Saved entries:
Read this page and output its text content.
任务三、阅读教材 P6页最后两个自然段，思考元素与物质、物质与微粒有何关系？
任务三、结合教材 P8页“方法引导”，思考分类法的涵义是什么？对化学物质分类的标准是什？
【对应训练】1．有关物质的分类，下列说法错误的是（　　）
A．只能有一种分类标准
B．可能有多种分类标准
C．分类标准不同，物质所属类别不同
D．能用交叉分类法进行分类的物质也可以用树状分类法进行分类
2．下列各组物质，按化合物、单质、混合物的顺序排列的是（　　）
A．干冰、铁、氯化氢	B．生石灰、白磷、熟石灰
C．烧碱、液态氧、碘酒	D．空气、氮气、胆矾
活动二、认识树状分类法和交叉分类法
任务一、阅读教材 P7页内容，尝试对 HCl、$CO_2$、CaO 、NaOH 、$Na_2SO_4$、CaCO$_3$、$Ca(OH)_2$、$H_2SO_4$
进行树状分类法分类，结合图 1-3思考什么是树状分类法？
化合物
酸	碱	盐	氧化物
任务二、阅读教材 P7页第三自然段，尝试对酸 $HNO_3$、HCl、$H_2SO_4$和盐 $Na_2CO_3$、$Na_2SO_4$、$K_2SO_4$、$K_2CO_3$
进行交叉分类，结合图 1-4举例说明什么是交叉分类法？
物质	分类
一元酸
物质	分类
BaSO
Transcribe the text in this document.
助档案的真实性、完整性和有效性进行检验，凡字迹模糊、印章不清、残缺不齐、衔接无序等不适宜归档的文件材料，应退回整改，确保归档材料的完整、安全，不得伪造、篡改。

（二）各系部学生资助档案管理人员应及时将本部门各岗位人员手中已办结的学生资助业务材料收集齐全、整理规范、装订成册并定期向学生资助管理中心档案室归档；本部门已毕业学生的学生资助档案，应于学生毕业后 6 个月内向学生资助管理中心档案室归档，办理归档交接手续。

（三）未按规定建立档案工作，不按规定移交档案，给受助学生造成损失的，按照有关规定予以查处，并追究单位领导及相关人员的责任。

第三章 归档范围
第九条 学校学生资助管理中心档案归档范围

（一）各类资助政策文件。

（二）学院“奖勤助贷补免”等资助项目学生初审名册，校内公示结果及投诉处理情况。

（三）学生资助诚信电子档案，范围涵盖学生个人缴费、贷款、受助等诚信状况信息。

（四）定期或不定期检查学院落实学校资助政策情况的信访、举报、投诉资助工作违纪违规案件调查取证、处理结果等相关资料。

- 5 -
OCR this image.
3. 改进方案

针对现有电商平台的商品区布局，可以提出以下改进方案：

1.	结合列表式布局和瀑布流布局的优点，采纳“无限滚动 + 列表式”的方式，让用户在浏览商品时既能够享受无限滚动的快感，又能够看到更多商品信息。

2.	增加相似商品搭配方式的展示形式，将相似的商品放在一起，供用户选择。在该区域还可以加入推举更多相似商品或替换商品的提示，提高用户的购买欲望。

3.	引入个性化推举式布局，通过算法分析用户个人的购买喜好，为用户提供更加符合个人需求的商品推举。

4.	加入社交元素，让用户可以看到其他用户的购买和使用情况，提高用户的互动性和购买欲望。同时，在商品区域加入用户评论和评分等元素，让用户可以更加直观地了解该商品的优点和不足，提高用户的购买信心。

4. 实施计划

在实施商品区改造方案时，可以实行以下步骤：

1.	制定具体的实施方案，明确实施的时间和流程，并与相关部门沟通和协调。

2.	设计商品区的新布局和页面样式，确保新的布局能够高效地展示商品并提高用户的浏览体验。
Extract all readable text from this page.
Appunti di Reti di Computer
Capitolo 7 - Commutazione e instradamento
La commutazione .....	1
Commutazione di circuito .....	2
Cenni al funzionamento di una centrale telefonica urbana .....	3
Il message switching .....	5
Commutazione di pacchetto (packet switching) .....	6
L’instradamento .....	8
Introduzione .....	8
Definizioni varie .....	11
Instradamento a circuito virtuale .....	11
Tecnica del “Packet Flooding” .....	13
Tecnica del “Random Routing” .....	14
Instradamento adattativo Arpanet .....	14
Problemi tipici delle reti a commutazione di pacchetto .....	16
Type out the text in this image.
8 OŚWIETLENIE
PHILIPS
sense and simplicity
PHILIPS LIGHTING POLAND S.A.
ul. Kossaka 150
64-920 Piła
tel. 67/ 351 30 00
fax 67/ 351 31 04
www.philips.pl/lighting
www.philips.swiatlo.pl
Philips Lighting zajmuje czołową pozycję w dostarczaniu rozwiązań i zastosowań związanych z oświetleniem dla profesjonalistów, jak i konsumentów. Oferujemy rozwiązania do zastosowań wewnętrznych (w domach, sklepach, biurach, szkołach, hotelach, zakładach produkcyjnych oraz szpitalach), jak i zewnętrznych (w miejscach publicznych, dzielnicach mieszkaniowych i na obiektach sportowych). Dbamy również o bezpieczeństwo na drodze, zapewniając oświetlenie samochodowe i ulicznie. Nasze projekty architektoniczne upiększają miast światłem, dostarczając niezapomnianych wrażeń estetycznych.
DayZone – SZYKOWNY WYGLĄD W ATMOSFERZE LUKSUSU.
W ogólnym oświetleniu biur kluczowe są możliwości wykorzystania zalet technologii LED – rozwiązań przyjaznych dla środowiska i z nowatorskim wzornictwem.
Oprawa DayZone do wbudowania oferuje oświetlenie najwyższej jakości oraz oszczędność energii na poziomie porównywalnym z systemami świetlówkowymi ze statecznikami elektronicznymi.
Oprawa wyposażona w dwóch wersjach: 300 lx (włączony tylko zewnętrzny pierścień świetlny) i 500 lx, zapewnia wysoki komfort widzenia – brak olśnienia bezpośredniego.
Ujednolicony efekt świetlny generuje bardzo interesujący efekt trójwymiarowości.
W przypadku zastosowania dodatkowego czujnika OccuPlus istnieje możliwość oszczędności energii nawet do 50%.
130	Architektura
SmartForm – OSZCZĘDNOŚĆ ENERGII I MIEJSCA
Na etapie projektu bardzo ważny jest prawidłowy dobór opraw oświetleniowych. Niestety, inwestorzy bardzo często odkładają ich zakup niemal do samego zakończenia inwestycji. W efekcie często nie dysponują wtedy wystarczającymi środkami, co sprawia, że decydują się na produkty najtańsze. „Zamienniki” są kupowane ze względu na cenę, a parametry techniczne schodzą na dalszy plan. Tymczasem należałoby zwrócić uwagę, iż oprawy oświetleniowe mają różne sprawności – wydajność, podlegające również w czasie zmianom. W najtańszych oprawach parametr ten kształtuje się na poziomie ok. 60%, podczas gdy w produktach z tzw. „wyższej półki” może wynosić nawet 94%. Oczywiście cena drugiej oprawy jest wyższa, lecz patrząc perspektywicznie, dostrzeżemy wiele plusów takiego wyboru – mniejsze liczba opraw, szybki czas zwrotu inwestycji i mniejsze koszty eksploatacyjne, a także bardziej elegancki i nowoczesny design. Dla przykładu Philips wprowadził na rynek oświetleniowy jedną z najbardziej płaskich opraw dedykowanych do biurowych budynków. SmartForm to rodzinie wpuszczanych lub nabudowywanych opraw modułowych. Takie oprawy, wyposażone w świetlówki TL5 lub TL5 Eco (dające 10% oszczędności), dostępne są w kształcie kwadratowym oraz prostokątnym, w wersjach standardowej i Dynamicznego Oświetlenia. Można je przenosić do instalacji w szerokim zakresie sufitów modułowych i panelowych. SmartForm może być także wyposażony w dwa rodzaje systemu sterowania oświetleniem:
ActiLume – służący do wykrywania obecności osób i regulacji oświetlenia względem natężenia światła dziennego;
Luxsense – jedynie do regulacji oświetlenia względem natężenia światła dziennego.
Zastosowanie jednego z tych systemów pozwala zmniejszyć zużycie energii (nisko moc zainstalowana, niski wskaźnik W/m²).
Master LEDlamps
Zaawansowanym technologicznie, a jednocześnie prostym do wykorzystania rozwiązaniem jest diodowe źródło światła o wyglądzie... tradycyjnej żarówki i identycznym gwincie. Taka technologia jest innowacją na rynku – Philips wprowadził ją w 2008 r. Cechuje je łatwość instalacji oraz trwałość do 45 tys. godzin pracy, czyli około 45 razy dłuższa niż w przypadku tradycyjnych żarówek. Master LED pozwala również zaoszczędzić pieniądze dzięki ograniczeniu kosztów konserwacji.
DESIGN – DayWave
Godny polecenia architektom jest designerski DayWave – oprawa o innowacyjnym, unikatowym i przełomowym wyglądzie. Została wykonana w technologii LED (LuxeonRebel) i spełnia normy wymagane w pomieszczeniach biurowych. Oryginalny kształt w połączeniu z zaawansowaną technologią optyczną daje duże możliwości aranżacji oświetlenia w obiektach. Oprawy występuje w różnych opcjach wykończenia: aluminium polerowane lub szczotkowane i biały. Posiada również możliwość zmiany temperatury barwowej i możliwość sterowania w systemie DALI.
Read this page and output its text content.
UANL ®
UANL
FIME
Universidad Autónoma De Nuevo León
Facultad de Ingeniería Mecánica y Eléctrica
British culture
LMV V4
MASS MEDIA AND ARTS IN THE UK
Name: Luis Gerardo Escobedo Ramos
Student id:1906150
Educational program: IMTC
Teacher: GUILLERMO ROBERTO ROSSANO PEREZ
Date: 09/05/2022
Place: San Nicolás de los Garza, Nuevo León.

> Work to complete
Using the records above, copy each line that contains "this".

> Exercise answer
Read this page and output its text content.
Transcribe the text in this document.
OCR this image.
Extract all readable text from this page.
Type out the text in this image.
Read this page and output its text content.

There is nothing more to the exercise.